▶ Task directions
Only lines holding the word "cosas" should be copied from the material.

▶ Collected data entries
start
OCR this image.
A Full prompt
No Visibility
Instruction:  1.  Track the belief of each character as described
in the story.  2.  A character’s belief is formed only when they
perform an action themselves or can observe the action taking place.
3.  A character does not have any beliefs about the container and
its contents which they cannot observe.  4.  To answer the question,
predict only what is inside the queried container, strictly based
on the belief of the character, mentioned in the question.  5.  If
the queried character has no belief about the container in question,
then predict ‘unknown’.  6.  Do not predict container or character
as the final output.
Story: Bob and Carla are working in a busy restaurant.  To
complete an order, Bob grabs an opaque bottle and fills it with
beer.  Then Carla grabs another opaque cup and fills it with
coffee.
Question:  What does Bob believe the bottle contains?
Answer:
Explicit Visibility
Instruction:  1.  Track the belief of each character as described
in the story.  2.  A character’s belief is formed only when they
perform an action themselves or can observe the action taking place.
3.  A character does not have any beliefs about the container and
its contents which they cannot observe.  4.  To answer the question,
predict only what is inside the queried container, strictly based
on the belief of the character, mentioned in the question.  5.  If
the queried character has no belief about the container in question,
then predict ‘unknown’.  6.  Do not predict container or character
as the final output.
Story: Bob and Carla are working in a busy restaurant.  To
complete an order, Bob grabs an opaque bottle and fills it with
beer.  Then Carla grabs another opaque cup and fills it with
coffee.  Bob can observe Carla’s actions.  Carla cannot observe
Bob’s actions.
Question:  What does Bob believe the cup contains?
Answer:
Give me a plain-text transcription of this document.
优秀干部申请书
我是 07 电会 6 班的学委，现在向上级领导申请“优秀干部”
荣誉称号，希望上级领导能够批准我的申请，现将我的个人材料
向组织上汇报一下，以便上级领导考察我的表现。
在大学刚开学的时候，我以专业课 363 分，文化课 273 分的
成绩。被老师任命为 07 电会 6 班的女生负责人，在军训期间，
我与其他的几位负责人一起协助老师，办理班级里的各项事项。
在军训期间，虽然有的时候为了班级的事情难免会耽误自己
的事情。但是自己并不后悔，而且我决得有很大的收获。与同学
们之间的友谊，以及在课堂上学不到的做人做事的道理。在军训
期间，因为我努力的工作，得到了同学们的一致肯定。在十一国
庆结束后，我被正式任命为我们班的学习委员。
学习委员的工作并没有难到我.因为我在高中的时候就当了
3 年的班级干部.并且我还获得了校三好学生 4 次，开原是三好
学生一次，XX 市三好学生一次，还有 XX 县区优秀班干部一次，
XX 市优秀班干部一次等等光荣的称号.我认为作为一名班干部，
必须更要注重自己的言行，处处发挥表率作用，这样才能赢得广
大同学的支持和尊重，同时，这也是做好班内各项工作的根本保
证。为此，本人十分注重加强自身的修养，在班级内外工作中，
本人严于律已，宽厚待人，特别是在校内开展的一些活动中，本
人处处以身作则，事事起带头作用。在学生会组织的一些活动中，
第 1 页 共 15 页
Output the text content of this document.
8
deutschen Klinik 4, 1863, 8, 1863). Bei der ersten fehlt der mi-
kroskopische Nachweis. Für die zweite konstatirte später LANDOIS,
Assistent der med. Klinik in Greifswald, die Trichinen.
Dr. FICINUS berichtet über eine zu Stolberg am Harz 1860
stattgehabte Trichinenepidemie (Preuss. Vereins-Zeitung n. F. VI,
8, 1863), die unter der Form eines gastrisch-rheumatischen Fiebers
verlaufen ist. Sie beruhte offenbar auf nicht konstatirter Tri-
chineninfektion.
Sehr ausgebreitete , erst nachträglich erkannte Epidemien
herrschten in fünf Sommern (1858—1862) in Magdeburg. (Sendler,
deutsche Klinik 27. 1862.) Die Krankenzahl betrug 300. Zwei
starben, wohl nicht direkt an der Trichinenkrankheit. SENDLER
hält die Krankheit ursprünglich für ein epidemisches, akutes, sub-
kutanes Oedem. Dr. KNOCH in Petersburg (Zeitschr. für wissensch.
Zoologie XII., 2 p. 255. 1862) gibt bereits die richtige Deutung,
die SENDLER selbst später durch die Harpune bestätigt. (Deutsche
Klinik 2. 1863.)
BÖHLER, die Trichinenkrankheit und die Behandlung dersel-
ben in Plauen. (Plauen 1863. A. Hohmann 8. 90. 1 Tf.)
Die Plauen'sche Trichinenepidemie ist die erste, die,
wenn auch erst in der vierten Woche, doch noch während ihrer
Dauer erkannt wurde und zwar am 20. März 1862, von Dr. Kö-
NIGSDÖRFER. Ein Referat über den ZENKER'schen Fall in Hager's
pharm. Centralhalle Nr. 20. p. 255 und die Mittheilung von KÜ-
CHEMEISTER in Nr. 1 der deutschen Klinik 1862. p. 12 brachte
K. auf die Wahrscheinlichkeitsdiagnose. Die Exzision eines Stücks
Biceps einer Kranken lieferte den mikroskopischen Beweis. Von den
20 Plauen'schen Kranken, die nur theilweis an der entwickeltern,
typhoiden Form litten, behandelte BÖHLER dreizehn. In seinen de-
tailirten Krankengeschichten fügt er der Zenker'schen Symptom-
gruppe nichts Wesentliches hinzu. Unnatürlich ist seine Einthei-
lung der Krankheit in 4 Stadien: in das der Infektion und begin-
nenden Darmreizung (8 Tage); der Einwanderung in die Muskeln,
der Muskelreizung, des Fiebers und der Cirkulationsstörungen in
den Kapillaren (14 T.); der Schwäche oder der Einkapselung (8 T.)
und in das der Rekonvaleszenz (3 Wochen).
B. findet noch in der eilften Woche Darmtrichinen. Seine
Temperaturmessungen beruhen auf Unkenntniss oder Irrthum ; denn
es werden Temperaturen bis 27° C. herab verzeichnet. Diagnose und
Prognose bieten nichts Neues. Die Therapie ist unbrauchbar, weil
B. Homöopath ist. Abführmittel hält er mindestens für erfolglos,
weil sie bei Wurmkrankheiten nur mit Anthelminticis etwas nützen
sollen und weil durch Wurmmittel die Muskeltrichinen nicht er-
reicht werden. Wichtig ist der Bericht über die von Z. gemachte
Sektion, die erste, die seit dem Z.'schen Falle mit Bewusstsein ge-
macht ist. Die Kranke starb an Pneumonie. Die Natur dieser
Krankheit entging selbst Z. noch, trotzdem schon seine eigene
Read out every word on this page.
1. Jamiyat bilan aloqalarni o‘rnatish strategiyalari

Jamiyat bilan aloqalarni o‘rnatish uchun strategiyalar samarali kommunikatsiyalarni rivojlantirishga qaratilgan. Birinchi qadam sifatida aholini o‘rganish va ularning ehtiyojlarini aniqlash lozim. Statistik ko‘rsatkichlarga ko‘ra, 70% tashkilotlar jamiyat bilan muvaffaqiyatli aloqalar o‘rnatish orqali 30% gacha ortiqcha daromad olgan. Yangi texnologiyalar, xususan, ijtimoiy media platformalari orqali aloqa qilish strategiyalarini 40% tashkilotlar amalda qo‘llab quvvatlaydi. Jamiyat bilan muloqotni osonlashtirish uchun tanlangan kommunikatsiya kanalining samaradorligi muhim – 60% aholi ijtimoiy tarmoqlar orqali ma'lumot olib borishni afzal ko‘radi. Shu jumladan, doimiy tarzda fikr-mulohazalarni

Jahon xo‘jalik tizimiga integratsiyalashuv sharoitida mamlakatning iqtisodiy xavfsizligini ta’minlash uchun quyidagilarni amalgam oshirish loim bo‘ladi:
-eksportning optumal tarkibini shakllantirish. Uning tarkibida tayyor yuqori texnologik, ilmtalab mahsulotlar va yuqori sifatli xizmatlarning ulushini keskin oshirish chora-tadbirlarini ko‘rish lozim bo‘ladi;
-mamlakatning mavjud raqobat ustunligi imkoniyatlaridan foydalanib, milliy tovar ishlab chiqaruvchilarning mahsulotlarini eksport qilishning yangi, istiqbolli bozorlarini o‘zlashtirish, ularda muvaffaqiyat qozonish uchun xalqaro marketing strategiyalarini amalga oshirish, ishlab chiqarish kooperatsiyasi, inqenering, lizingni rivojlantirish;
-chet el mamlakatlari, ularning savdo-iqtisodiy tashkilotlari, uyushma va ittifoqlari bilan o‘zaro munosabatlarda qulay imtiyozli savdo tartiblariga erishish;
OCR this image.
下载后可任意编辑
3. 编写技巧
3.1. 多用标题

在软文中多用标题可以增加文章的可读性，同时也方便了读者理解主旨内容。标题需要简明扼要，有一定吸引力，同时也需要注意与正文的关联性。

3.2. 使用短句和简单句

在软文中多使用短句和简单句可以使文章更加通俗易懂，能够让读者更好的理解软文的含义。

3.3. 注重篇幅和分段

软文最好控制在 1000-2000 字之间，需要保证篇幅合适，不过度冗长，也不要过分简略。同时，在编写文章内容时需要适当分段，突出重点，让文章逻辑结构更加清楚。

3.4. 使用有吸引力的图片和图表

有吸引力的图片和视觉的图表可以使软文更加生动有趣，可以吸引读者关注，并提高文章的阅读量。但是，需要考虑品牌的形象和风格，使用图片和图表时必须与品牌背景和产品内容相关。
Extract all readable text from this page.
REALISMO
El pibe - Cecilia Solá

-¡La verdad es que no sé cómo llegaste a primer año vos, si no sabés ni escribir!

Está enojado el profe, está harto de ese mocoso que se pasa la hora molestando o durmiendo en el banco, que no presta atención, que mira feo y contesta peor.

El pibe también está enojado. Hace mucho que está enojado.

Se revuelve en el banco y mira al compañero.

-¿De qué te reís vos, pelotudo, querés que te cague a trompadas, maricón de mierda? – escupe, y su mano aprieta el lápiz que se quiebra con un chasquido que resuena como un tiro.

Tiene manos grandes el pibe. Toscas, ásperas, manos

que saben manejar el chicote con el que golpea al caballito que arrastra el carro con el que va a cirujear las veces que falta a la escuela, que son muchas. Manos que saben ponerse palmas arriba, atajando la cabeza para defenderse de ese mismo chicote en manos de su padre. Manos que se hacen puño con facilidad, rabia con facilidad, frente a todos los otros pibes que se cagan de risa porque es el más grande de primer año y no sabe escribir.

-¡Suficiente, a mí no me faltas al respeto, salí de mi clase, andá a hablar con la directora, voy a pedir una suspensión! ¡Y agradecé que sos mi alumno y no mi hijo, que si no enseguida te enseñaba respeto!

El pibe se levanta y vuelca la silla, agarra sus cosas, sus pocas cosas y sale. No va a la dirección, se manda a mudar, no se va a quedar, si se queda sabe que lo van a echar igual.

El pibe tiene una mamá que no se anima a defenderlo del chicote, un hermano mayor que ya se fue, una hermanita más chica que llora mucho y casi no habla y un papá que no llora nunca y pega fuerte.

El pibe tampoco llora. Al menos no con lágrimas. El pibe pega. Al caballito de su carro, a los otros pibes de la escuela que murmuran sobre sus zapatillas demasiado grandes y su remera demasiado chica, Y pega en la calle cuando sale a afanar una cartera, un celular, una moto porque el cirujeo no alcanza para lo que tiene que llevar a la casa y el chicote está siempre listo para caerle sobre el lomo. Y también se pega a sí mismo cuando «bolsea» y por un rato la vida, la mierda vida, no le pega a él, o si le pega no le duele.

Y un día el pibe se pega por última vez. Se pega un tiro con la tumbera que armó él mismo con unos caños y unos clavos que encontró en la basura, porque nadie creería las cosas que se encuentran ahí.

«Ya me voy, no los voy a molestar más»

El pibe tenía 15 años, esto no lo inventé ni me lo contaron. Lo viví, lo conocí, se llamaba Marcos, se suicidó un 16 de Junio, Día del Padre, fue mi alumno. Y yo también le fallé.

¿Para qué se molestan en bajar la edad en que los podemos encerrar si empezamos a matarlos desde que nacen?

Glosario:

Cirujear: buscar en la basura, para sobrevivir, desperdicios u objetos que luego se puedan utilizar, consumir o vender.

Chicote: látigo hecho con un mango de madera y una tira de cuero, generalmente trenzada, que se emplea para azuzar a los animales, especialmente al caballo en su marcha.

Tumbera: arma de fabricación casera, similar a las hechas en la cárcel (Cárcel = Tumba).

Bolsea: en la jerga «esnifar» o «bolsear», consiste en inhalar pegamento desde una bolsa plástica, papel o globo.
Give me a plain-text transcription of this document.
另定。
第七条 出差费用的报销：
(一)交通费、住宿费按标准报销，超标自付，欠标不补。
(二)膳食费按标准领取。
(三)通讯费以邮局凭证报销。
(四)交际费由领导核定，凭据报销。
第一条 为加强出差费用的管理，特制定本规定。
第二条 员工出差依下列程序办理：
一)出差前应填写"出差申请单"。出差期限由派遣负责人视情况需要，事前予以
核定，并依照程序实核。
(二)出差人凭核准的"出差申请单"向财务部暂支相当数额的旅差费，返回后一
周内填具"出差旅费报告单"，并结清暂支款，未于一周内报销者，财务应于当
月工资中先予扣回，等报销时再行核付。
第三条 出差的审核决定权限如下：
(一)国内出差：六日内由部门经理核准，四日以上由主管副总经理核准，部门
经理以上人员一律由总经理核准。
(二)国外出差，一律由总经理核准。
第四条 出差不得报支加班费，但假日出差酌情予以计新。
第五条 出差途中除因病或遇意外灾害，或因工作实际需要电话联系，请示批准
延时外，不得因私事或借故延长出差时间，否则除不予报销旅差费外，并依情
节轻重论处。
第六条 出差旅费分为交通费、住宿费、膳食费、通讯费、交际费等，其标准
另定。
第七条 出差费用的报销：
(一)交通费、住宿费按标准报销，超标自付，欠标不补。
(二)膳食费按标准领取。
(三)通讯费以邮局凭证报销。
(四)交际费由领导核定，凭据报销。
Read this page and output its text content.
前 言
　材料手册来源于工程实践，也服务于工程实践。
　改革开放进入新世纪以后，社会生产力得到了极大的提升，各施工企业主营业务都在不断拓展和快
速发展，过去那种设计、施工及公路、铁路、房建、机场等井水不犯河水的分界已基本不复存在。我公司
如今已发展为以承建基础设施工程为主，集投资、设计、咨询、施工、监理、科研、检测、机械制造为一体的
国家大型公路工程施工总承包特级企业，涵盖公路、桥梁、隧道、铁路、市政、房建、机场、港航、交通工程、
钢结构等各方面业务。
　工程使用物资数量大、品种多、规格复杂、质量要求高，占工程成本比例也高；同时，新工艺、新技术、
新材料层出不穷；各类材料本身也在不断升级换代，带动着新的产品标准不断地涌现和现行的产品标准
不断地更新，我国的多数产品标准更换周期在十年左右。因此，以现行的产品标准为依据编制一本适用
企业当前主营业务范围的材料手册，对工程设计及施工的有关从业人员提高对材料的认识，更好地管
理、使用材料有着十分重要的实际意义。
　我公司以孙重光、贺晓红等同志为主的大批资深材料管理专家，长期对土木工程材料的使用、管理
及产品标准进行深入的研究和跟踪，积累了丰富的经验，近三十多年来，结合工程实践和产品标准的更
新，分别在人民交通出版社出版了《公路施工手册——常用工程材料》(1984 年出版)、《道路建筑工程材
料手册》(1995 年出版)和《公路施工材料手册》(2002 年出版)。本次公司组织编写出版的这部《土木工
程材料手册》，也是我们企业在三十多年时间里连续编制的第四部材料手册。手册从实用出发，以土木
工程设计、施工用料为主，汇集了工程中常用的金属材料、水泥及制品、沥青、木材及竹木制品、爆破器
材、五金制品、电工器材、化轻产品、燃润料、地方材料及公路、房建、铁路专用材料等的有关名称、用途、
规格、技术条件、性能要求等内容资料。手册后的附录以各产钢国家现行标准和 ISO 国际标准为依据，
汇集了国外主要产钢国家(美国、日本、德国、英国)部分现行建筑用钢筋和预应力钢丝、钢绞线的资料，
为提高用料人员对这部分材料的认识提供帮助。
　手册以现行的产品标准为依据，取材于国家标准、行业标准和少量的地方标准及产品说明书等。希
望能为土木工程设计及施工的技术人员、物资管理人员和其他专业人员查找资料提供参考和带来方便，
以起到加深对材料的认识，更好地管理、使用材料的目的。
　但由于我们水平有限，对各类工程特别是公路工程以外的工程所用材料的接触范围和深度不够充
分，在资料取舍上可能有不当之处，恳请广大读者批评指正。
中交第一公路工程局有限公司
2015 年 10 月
end
▶ Response to this task
El pibe se levanta y vuelca la silla, agarra sus cosas, sus pocas cosas y sale. No va a la dirección, se manda a mudar, no se va a quedar, si se queda sabe que lo van a echar igual.
Y un día el pibe se pega por última vez. Se pega un tiro con la tumbera que armó él mismo con unos caños y unos clavos que encontró en la basura, porque nadie creería las cosas que se encuentran ahí.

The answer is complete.